BRIEF
Output the material word for word. Leave each picture out.

-- Start DATA LISTING --

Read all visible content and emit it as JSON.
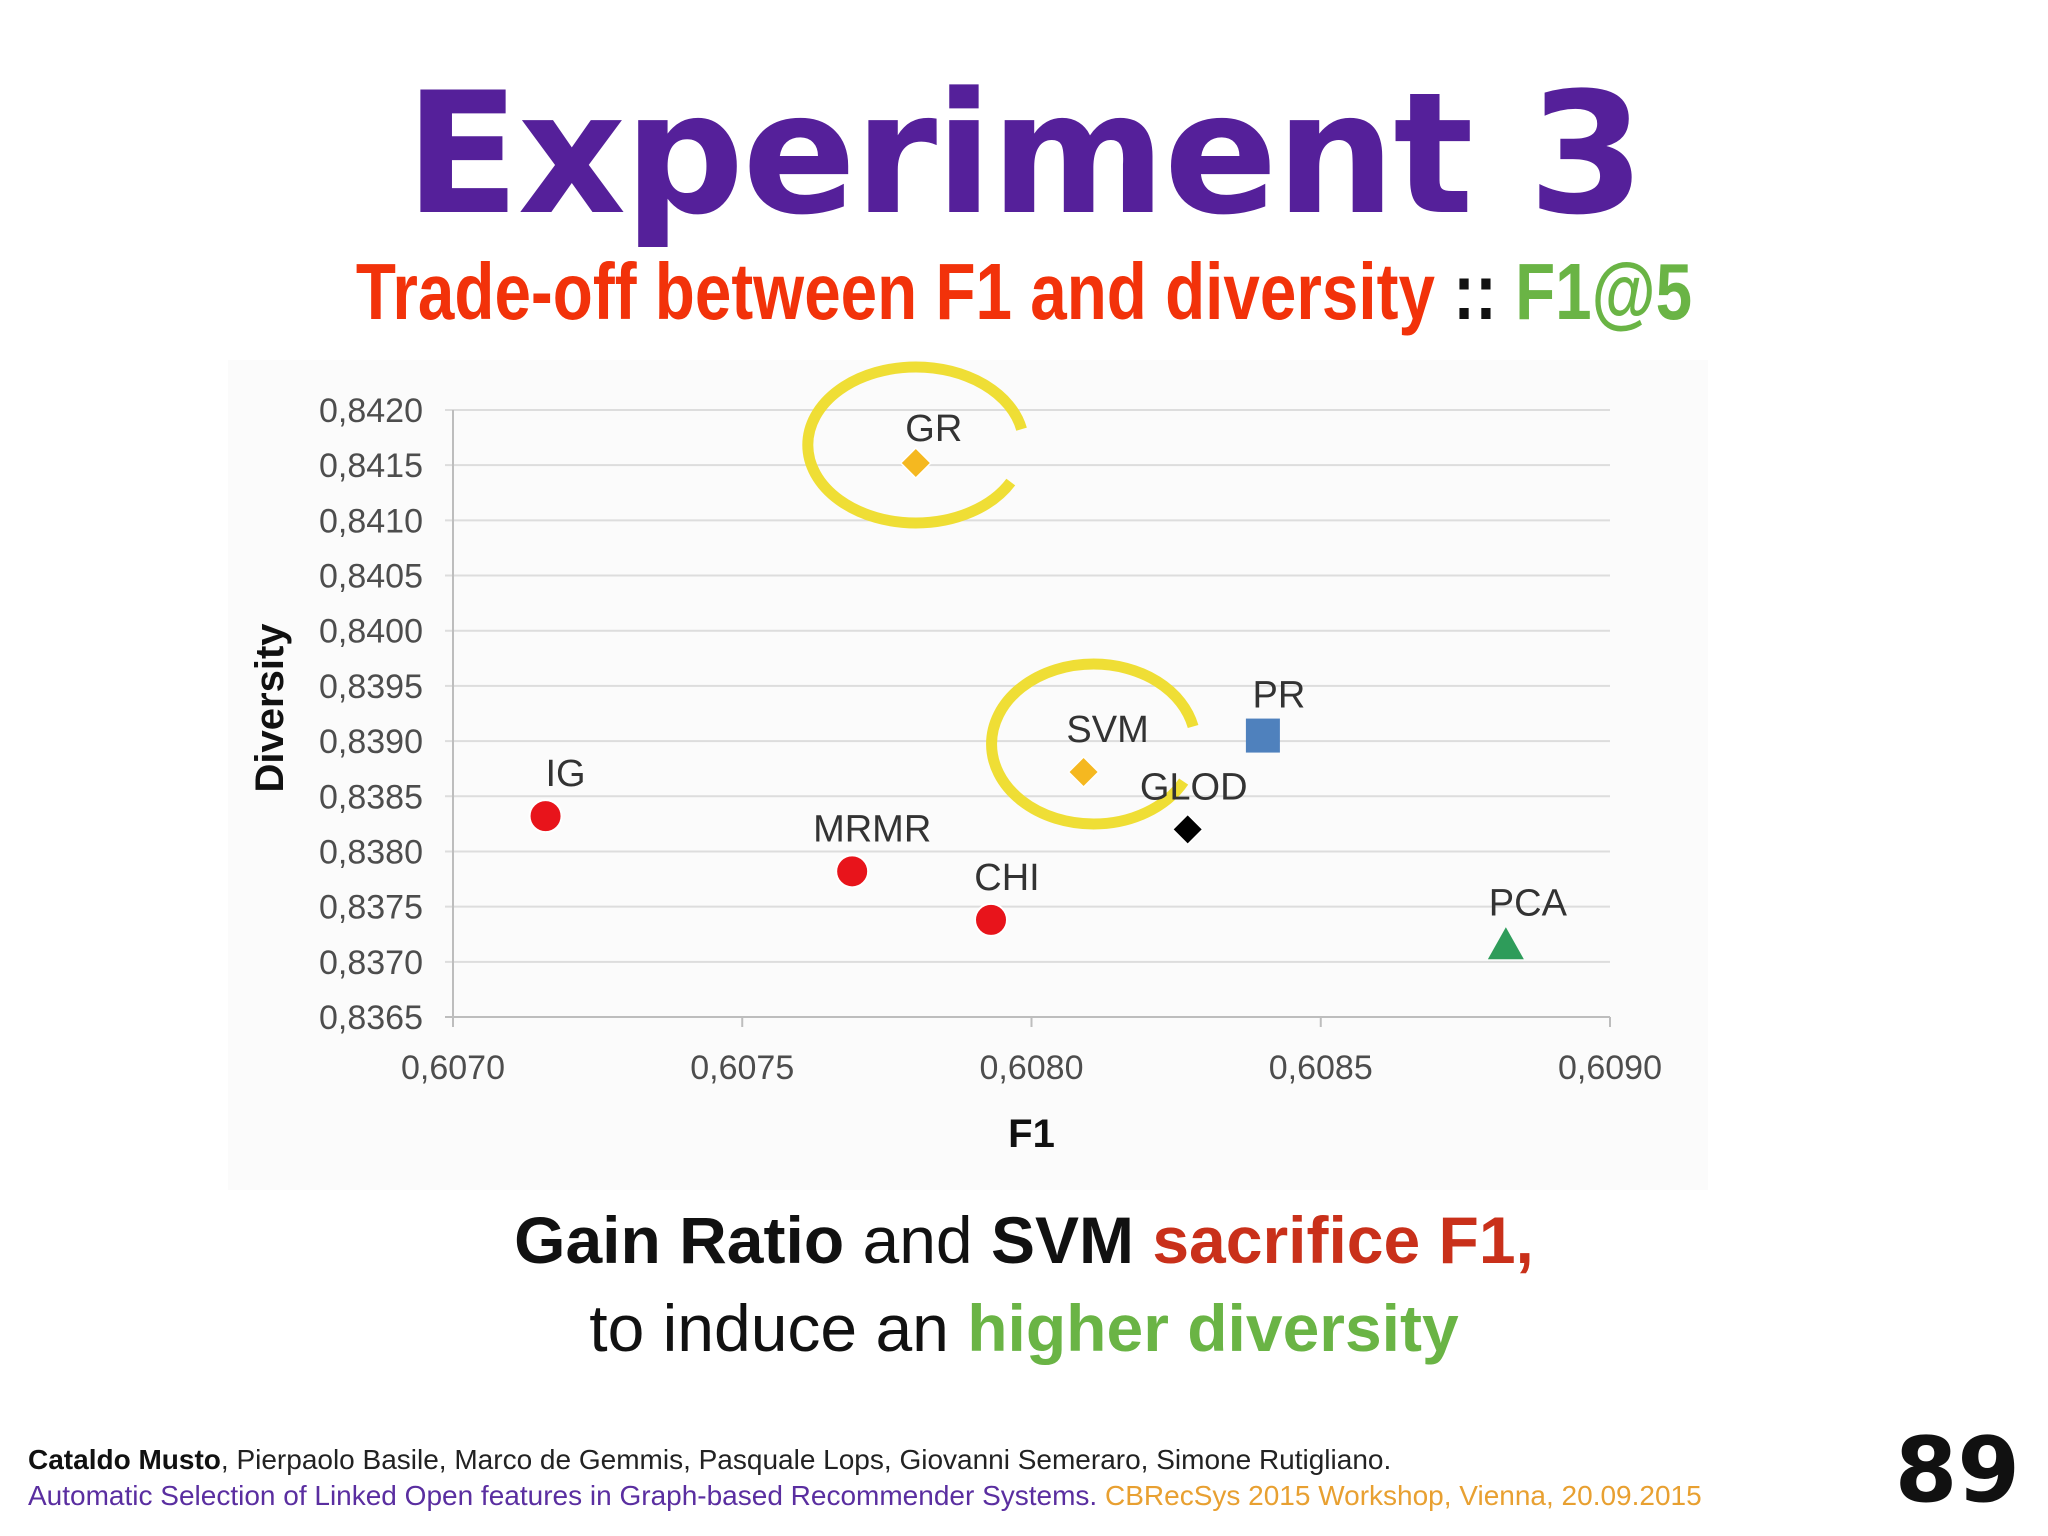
{
  "slide": {
    "title": "Experiment 3",
    "subtitle_red": "Trade-off between F1 and diversity",
    "subtitle_sep": " :: ",
    "subtitle_green": "F1@5",
    "caption": {
      "line1_bold1": "Gain Ratio",
      "line1_mid": " and ",
      "line1_bold2": "SVM",
      "line1_red": " sacrifice F1,",
      "line2_plain": "to induce an ",
      "line2_green": "higher diversity"
    },
    "footer": {
      "lead_author": "Cataldo Musto",
      "coauthors": ", Pierpaolo Basile, Marco de Gemmis, Pasquale Lops, Giovanni Semeraro, Simone Rutigliano.",
      "paper_title": "Automatic Selection of Linked Open features in Graph-based Recommender Systems.",
      "venue": " CBRecSys 2015 Workshop, Vienna, 20.09.2015"
    },
    "page_number": "89"
  },
  "chart_data": {
    "type": "scatter",
    "xlabel": "F1",
    "ylabel": "Diversity",
    "xlim": [
      0.607,
      0.609
    ],
    "ylim": [
      0.8365,
      0.842
    ],
    "x_ticks": [
      "0,6070",
      "0,6075",
      "0,6080",
      "0,6085",
      "0,6090"
    ],
    "y_ticks": [
      "0,8420",
      "0,8415",
      "0,8410",
      "0,8405",
      "0,8400",
      "0,8395",
      "0,8390",
      "0,8385",
      "0,8380",
      "0,8375",
      "0,8370",
      "0,8365"
    ],
    "grid": "horizontal",
    "points": [
      {
        "label": "IG",
        "x": 0.60716,
        "y": 0.83832,
        "marker": "circle",
        "color": "#e8141b"
      },
      {
        "label": "MRMR",
        "x": 0.60769,
        "y": 0.83782,
        "marker": "circle",
        "color": "#e8141b"
      },
      {
        "label": "CHI",
        "x": 0.60793,
        "y": 0.83738,
        "marker": "circle",
        "color": "#e8141b"
      },
      {
        "label": "GR",
        "x": 0.6078,
        "y": 0.84152,
        "marker": "diamond",
        "color": "#f5b820",
        "highlighted": true
      },
      {
        "label": "SVM",
        "x": 0.60809,
        "y": 0.83872,
        "marker": "diamond",
        "color": "#f5b820",
        "highlighted": true
      },
      {
        "label": "GLOD",
        "x": 0.60827,
        "y": 0.8382,
        "marker": "diamond",
        "color": "#000000"
      },
      {
        "label": "PR",
        "x": 0.6084,
        "y": 0.83905,
        "marker": "square",
        "color": "#4f81bd"
      },
      {
        "label": "PCA",
        "x": 0.60882,
        "y": 0.83715,
        "marker": "triangle",
        "color": "#2e9c5a"
      }
    ],
    "highlight_color": "#eedc2a"
  }
}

-- End DATA LISTING --

SOLUTION FOR THIS PROBLEM
Read all visible content and emit it as JSON.
{
  "slide": {
    "title": "Experiment 3",
    "subtitle_red": "Trade-off between F1 and diversity",
    "subtitle_sep": " :: ",
    "subtitle_green": "F1@5",
    "caption": {
      "line1_bold1": "Gain Ratio",
      "line1_mid": " and ",
      "line1_bold2": "SVM",
      "line1_red": " sacrifice F1,",
      "line2_plain": "to induce an ",
      "line2_green": "higher diversity"
    },
    "footer": {
      "lead_author": "Cataldo Musto",
      "coauthors": ", Pierpaolo Basile, Marco de Gemmis, Pasquale Lops, Giovanni Semeraro, Simone Rutigliano.",
      "paper_title": "Automatic Selection of Linked Open features in Graph-based Recommender Systems.",
      "venue": " CBRecSys 2015 Workshop, Vienna, 20.09.2015"
    },
    "page_number": "89"
  },
  "chart_data": {
    "type": "scatter",
    "xlabel": "F1",
    "ylabel": "Diversity",
    "xlim": [
      0.607,
      0.609
    ],
    "ylim": [
      0.8365,
      0.842
    ],
    "x_ticks": [
      "0,6070",
      "0,6075",
      "0,6080",
      "0,6085",
      "0,6090"
    ],
    "y_ticks": [
      "0,8420",
      "0,8415",
      "0,8410",
      "0,8405",
      "0,8400",
      "0,8395",
      "0,8390",
      "0,8385",
      "0,8380",
      "0,8375",
      "0,8370",
      "0,8365"
    ],
    "grid": "horizontal",
    "points": [
      {
        "label": "IG",
        "x": 0.60716,
        "y": 0.83832,
        "marker": "circle",
        "color": "#e8141b"
      },
      {
        "label": "MRMR",
        "x": 0.60769,
        "y": 0.83782,
        "marker": "circle",
        "color": "#e8141b"
      },
      {
        "label": "CHI",
        "x": 0.60793,
        "y": 0.83738,
        "marker": "circle",
        "color": "#e8141b"
      },
      {
        "label": "GR",
        "x": 0.6078,
        "y": 0.84152,
        "marker": "diamond",
        "color": "#f5b820",
        "highlighted": true
      },
      {
        "label": "SVM",
        "x": 0.60809,
        "y": 0.83872,
        "marker": "diamond",
        "color": "#f5b820",
        "highlighted": true
      },
      {
        "label": "GLOD",
        "x": 0.60827,
        "y": 0.8382,
        "marker": "diamond",
        "color": "#000000"
      },
      {
        "label": "PR",
        "x": 0.6084,
        "y": 0.83905,
        "marker": "square",
        "color": "#4f81bd"
      },
      {
        "label": "PCA",
        "x": 0.60882,
        "y": 0.83715,
        "marker": "triangle",
        "color": "#2e9c5a"
      }
    ],
    "highlight_color": "#eedc2a"
  }
}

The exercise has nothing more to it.